* **YOUR TASK**:
Print every record below exactly as written.

* **RECORDS FOR THIS TASK**:
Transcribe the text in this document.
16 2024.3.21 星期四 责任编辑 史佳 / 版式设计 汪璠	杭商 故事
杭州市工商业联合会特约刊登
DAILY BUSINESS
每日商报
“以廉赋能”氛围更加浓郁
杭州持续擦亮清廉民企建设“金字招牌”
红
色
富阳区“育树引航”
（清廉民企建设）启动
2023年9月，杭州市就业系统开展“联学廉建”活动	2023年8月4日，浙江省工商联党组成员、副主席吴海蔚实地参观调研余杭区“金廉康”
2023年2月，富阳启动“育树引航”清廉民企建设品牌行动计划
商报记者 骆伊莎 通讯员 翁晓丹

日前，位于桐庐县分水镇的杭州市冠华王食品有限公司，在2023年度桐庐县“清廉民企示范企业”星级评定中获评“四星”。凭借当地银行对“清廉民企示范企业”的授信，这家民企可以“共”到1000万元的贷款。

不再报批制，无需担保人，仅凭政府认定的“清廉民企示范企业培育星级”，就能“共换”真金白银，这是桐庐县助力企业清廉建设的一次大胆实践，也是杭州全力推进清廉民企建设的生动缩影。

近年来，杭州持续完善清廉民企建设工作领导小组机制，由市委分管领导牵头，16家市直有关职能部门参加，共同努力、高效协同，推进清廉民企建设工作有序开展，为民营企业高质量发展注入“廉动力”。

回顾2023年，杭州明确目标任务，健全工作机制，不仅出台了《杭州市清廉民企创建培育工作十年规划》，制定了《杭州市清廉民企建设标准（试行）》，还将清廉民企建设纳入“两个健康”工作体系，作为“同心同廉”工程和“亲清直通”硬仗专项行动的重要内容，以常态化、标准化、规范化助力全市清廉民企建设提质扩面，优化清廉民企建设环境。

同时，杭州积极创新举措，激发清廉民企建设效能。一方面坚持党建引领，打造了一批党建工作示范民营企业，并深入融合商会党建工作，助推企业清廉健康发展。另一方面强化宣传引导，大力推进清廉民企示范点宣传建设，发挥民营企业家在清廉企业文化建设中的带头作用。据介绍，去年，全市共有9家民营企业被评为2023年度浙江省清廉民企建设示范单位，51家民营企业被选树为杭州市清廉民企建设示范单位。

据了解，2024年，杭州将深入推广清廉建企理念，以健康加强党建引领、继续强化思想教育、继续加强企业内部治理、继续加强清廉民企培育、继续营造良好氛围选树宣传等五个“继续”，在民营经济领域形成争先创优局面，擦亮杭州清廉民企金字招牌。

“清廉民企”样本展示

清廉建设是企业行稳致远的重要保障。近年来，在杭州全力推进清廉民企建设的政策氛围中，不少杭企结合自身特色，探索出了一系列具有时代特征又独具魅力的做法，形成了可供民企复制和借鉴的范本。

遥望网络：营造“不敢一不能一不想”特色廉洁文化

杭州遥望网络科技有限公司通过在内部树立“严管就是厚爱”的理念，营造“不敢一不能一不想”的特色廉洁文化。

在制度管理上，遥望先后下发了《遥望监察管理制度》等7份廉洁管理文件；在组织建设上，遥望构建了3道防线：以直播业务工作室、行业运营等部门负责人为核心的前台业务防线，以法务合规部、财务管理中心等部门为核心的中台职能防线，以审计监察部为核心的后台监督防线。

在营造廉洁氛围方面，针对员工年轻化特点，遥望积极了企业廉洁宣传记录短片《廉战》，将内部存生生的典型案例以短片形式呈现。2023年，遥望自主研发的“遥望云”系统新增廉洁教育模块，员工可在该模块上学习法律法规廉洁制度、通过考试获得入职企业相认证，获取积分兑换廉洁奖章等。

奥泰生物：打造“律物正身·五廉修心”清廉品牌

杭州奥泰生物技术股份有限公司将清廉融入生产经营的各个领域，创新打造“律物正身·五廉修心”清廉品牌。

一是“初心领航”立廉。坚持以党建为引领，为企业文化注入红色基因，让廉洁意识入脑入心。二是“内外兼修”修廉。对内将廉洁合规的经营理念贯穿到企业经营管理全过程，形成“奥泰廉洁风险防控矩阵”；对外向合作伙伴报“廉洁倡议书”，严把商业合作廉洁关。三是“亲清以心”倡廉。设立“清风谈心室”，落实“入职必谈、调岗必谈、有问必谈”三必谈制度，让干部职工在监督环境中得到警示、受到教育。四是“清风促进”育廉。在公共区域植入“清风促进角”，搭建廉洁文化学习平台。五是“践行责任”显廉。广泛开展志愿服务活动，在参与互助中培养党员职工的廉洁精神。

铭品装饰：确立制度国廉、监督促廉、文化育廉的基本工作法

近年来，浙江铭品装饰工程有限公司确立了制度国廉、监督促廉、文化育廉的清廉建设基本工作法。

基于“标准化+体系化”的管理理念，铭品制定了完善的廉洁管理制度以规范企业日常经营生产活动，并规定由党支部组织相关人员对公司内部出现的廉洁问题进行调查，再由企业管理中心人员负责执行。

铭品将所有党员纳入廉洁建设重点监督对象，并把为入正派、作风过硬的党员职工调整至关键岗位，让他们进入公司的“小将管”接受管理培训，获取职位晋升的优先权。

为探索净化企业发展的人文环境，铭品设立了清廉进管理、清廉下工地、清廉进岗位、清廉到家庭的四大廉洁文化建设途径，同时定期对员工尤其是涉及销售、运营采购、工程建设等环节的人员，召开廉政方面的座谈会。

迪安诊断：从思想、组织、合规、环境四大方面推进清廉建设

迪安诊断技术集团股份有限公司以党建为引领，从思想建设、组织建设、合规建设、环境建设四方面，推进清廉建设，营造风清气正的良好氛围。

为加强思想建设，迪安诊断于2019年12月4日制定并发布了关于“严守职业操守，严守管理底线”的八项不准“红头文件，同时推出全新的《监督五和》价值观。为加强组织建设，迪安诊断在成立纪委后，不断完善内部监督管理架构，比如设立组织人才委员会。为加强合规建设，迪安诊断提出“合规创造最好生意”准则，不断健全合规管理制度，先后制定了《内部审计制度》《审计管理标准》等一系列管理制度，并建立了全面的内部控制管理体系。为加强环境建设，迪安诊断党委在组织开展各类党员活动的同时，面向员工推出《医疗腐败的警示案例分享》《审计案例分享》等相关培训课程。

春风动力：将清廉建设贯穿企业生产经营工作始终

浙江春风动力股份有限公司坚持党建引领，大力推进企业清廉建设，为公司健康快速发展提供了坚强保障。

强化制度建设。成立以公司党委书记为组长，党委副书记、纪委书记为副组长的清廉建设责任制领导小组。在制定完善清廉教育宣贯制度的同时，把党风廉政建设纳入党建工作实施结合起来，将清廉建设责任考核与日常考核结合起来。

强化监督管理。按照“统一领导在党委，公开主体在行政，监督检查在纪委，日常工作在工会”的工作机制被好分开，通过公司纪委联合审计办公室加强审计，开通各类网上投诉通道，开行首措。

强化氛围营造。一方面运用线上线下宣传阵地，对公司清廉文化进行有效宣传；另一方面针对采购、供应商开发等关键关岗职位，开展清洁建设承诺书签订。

* **RESULT FOR THIS EXERCISE**:
Transcribe the text in this document.
16 2024.3.21 星期四 责任编辑 史佳 / 版式设计 汪璠	杭商 故事
杭州市工商业联合会特约刊登
DAILY BUSINESS
每日商报
“以廉赋能”氛围更加浓郁
杭州持续擦亮清廉民企建设“金字招牌”
红
色
富阳区“育树引航”
（清廉民企建设）启动
2023年9月，杭州市就业系统开展“联学廉建”活动	2023年8月4日，浙江省工商联党组成员、副主席吴海蔚实地参观调研余杭区“金廉康”
2023年2月，富阳启动“育树引航”清廉民企建设品牌行动计划
商报记者 骆伊莎 通讯员 翁晓丹

日前，位于桐庐县分水镇的杭州市冠华王食品有限公司，在2023年度桐庐县“清廉民企示范企业”星级评定中获评“四星”。凭借当地银行对“清廉民企示范企业”的授信，这家民企可以“共”到1000万元的贷款。

不再报批制，无需担保人，仅凭政府认定的“清廉民企示范企业培育星级”，就能“共换”真金白银，这是桐庐县助力企业清廉建设的一次大胆实践，也是杭州全力推进清廉民企建设的生动缩影。

近年来，杭州持续完善清廉民企建设工作领导小组机制，由市委分管领导牵头，16家市直有关职能部门参加，共同努力、高效协同，推进清廉民企建设工作有序开展，为民营企业高质量发展注入“廉动力”。

回顾2023年，杭州明确目标任务，健全工作机制，不仅出台了《杭州市清廉民企创建培育工作十年规划》，制定了《杭州市清廉民企建设标准（试行）》，还将清廉民企建设纳入“两个健康”工作体系，作为“同心同廉”工程和“亲清直通”硬仗专项行动的重要内容，以常态化、标准化、规范化助力全市清廉民企建设提质扩面，优化清廉民企建设环境。

同时，杭州积极创新举措，激发清廉民企建设效能。一方面坚持党建引领，打造了一批党建工作示范民营企业，并深入融合商会党建工作，助推企业清廉健康发展。另一方面强化宣传引导，大力推进清廉民企示范点宣传建设，发挥民营企业家在清廉企业文化建设中的带头作用。据介绍，去年，全市共有9家民营企业被评为2023年度浙江省清廉民企建设示范单位，51家民营企业被选树为杭州市清廉民企建设示范单位。

据了解，2024年，杭州将深入推广清廉建企理念，以健康加强党建引领、继续强化思想教育、继续加强企业内部治理、继续加强清廉民企培育、继续营造良好氛围选树宣传等五个“继续”，在民营经济领域形成争先创优局面，擦亮杭州清廉民企金字招牌。

“清廉民企”样本展示

清廉建设是企业行稳致远的重要保障。近年来，在杭州全力推进清廉民企建设的政策氛围中，不少杭企结合自身特色，探索出了一系列具有时代特征又独具魅力的做法，形成了可供民企复制和借鉴的范本。

遥望网络：营造“不敢一不能一不想”特色廉洁文化

杭州遥望网络科技有限公司通过在内部树立“严管就是厚爱”的理念，营造“不敢一不能一不想”的特色廉洁文化。

在制度管理上，遥望先后下发了《遥望监察管理制度》等7份廉洁管理文件；在组织建设上，遥望构建了3道防线：以直播业务工作室、行业运营等部门负责人为核心的前台业务防线，以法务合规部、财务管理中心等部门为核心的中台职能防线，以审计监察部为核心的后台监督防线。

在营造廉洁氛围方面，针对员工年轻化特点，遥望积极了企业廉洁宣传记录短片《廉战》，将内部存生生的典型案例以短片形式呈现。2023年，遥望自主研发的“遥望云”系统新增廉洁教育模块，员工可在该模块上学习法律法规廉洁制度、通过考试获得入职企业相认证，获取积分兑换廉洁奖章等。

奥泰生物：打造“律物正身·五廉修心”清廉品牌

杭州奥泰生物技术股份有限公司将清廉融入生产经营的各个领域，创新打造“律物正身·五廉修心”清廉品牌。

一是“初心领航”立廉。坚持以党建为引领，为企业文化注入红色基因，让廉洁意识入脑入心。二是“内外兼修”修廉。对内将廉洁合规的经营理念贯穿到企业经营管理全过程，形成“奥泰廉洁风险防控矩阵”；对外向合作伙伴报“廉洁倡议书”，严把商业合作廉洁关。三是“亲清以心”倡廉。设立“清风谈心室”，落实“入职必谈、调岗必谈、有问必谈”三必谈制度，让干部职工在监督环境中得到警示、受到教育。四是“清风促进”育廉。在公共区域植入“清风促进角”，搭建廉洁文化学习平台。五是“践行责任”显廉。广泛开展志愿服务活动，在参与互助中培养党员职工的廉洁精神。

铭品装饰：确立制度国廉、监督促廉、文化育廉的基本工作法

近年来，浙江铭品装饰工程有限公司确立了制度国廉、监督促廉、文化育廉的清廉建设基本工作法。

基于“标准化+体系化”的管理理念，铭品制定了完善的廉洁管理制度以规范企业日常经营生产活动，并规定由党支部组织相关人员对公司内部出现的廉洁问题进行调查，再由企业管理中心人员负责执行。

铭品将所有党员纳入廉洁建设重点监督对象，并把为入正派、作风过硬的党员职工调整至关键岗位，让他们进入公司的“小将管”接受管理培训，获取职位晋升的优先权。

为探索净化企业发展的人文环境，铭品设立了清廉进管理、清廉下工地、清廉进岗位、清廉到家庭的四大廉洁文化建设途径，同时定期对员工尤其是涉及销售、运营采购、工程建设等环节的人员，召开廉政方面的座谈会。

迪安诊断：从思想、组织、合规、环境四大方面推进清廉建设

迪安诊断技术集团股份有限公司以党建为引领，从思想建设、组织建设、合规建设、环境建设四方面，推进清廉建设，营造风清气正的良好氛围。

为加强思想建设，迪安诊断于2019年12月4日制定并发布了关于“严守职业操守，严守管理底线”的八项不准“红头文件，同时推出全新的《监督五和》价值观。为加强组织建设，迪安诊断在成立纪委后，不断完善内部监督管理架构，比如设立组织人才委员会。为加强合规建设，迪安诊断提出“合规创造最好生意”准则，不断健全合规管理制度，先后制定了《内部审计制度》《审计管理标准》等一系列管理制度，并建立了全面的内部控制管理体系。为加强环境建设，迪安诊断党委在组织开展各类党员活动的同时，面向员工推出《医疗腐败的警示案例分享》《审计案例分享》等相关培训课程。

春风动力：将清廉建设贯穿企业生产经营工作始终

浙江春风动力股份有限公司坚持党建引领，大力推进企业清廉建设，为公司健康快速发展提供了坚强保障。

强化制度建设。成立以公司党委书记为组长，党委副书记、纪委书记为副组长的清廉建设责任制领导小组。在制定完善清廉教育宣贯制度的同时，把党风廉政建设纳入党建工作实施结合起来，将清廉建设责任考核与日常考核结合起来。

强化监督管理。按照“统一领导在党委，公开主体在行政，监督检查在纪委，日常工作在工会”的工作机制被好分开，通过公司纪委联合审计办公室加强审计，开通各类网上投诉通道，开行首措。

强化氛围营造。一方面运用线上线下宣传阵地，对公司清廉文化进行有效宣传；另一方面针对采购、供应商开发等关键关岗职位，开展清洁建设承诺书签订。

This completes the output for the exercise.